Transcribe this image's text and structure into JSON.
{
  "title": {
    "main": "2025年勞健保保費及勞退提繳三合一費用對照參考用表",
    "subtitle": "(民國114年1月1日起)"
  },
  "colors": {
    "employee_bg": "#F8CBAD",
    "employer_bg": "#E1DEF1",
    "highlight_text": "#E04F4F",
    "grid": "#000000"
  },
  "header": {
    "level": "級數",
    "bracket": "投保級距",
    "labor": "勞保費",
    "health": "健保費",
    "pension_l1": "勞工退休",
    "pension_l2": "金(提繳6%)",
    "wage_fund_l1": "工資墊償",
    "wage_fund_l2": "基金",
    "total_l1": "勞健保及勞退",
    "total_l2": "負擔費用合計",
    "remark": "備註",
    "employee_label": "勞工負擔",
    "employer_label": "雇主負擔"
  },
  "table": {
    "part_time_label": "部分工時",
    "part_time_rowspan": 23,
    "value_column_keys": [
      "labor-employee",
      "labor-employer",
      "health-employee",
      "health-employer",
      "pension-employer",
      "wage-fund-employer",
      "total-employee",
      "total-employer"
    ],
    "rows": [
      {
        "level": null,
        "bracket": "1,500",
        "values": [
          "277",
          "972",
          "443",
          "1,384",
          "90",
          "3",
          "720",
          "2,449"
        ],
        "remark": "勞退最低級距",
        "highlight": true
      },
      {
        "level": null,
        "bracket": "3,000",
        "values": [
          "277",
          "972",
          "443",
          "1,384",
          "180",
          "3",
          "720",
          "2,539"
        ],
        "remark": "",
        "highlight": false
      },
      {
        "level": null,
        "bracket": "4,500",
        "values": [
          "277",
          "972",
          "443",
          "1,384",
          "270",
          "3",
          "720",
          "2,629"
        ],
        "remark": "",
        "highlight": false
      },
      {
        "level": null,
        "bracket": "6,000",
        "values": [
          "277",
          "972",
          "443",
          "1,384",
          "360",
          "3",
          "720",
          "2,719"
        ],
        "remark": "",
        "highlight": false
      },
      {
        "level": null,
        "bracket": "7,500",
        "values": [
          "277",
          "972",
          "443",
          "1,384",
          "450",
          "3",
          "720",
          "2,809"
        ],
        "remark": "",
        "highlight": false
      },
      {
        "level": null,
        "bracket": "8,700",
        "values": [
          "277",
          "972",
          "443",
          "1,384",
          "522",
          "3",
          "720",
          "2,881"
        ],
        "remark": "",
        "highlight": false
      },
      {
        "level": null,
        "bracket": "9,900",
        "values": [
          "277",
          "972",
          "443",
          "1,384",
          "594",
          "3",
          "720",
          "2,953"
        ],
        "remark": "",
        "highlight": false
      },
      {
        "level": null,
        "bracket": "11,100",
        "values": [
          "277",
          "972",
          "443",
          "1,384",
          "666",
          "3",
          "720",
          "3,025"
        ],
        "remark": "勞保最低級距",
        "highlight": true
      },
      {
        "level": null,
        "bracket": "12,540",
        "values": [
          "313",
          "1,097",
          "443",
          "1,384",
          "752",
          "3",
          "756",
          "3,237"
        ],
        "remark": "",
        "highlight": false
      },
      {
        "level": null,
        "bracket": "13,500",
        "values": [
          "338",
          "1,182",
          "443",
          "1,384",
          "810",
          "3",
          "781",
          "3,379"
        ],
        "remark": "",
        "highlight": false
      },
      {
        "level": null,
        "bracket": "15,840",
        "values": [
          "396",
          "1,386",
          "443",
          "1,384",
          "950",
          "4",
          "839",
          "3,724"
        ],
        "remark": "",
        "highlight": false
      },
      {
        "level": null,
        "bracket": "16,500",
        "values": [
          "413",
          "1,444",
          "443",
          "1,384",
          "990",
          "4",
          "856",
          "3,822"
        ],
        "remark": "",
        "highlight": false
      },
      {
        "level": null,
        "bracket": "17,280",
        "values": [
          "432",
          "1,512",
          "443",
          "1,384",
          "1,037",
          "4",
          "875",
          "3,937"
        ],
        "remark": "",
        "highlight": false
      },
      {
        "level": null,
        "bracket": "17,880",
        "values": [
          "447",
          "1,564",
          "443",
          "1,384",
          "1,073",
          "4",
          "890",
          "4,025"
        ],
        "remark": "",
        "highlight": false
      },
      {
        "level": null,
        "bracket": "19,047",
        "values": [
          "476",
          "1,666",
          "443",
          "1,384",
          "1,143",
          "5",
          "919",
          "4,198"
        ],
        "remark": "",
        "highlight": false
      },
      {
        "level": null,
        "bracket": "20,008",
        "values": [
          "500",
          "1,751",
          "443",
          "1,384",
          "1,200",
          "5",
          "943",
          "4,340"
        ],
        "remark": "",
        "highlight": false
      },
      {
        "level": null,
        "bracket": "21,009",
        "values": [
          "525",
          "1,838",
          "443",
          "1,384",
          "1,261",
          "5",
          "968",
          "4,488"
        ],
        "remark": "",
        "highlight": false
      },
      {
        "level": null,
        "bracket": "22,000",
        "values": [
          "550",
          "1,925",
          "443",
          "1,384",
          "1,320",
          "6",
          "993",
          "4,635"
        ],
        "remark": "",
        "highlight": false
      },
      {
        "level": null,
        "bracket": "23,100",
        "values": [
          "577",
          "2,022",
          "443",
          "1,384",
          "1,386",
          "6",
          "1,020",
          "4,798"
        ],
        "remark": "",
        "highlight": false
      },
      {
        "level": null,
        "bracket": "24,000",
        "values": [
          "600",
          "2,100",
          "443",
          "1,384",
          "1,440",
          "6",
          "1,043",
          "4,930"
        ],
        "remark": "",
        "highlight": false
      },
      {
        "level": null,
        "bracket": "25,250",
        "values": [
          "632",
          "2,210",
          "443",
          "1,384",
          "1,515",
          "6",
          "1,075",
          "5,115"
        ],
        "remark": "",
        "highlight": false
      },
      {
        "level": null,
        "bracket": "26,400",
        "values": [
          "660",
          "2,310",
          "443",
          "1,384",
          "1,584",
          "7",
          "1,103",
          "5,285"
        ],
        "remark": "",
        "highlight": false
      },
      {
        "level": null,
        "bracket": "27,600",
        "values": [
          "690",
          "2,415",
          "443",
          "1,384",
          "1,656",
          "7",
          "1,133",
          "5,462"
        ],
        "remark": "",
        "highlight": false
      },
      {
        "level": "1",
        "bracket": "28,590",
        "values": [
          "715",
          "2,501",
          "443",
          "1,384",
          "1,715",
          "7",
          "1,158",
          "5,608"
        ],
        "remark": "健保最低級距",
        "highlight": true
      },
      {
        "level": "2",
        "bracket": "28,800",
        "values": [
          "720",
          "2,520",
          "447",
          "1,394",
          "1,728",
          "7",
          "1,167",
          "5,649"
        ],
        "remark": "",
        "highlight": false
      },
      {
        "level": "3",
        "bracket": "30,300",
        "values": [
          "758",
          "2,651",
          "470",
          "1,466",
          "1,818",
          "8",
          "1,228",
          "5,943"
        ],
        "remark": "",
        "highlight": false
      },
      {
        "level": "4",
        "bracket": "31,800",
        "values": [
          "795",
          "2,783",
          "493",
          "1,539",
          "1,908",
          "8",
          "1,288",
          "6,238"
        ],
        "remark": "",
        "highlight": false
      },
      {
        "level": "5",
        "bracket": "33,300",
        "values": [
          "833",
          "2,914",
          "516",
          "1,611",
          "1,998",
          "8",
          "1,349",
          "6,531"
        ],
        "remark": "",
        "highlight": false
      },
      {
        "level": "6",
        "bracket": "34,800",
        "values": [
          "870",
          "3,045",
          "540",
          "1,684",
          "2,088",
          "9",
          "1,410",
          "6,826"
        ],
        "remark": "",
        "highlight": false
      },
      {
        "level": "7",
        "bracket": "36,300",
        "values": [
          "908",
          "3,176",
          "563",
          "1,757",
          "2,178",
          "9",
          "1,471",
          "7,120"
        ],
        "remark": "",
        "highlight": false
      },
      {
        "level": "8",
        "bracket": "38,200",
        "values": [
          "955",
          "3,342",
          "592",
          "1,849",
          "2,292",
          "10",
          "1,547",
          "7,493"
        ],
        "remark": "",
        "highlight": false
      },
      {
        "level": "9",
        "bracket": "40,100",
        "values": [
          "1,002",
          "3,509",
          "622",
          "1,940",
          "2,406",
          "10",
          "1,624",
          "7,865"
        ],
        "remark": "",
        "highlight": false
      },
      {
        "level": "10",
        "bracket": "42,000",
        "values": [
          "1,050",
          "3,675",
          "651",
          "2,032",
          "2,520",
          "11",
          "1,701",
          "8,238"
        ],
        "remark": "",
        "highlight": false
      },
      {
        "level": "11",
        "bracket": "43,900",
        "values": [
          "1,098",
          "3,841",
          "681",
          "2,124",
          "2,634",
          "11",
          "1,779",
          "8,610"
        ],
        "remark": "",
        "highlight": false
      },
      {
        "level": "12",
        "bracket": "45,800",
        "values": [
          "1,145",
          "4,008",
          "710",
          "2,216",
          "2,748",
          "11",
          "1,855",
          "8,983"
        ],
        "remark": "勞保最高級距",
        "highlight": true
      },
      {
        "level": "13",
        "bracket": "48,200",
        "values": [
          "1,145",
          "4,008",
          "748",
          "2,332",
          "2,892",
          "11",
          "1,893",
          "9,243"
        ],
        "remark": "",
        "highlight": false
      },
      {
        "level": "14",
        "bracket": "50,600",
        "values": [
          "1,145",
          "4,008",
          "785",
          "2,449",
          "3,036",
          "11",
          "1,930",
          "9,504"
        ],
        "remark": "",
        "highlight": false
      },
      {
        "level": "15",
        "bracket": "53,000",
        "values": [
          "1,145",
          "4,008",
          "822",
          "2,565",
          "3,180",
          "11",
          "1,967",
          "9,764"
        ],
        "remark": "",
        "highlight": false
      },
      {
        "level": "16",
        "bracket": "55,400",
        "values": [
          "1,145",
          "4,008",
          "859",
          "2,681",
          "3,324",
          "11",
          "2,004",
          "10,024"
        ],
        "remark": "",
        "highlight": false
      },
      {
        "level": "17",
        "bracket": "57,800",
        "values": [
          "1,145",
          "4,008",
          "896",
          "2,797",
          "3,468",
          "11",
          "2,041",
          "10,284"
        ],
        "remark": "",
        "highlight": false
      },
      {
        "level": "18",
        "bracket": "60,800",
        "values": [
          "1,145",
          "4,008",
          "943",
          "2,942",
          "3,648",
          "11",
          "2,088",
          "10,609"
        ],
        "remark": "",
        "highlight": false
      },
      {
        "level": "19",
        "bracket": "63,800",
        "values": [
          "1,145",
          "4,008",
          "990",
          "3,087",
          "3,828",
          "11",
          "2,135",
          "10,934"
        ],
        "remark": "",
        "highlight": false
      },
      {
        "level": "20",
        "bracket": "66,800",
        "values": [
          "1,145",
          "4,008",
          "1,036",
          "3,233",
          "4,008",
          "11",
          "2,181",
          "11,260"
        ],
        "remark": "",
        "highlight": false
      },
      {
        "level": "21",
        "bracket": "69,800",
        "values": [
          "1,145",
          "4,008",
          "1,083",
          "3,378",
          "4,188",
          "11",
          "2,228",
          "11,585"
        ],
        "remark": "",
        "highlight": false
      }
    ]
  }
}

_ _ _ _ _ _ _

• _What is asked_:
In the records above, locate the lines holding the word "labor". Copy each of them.

• _Solution for this exercise_:
    "labor": "勞保費",
      "labor-employee",
      "labor-employer",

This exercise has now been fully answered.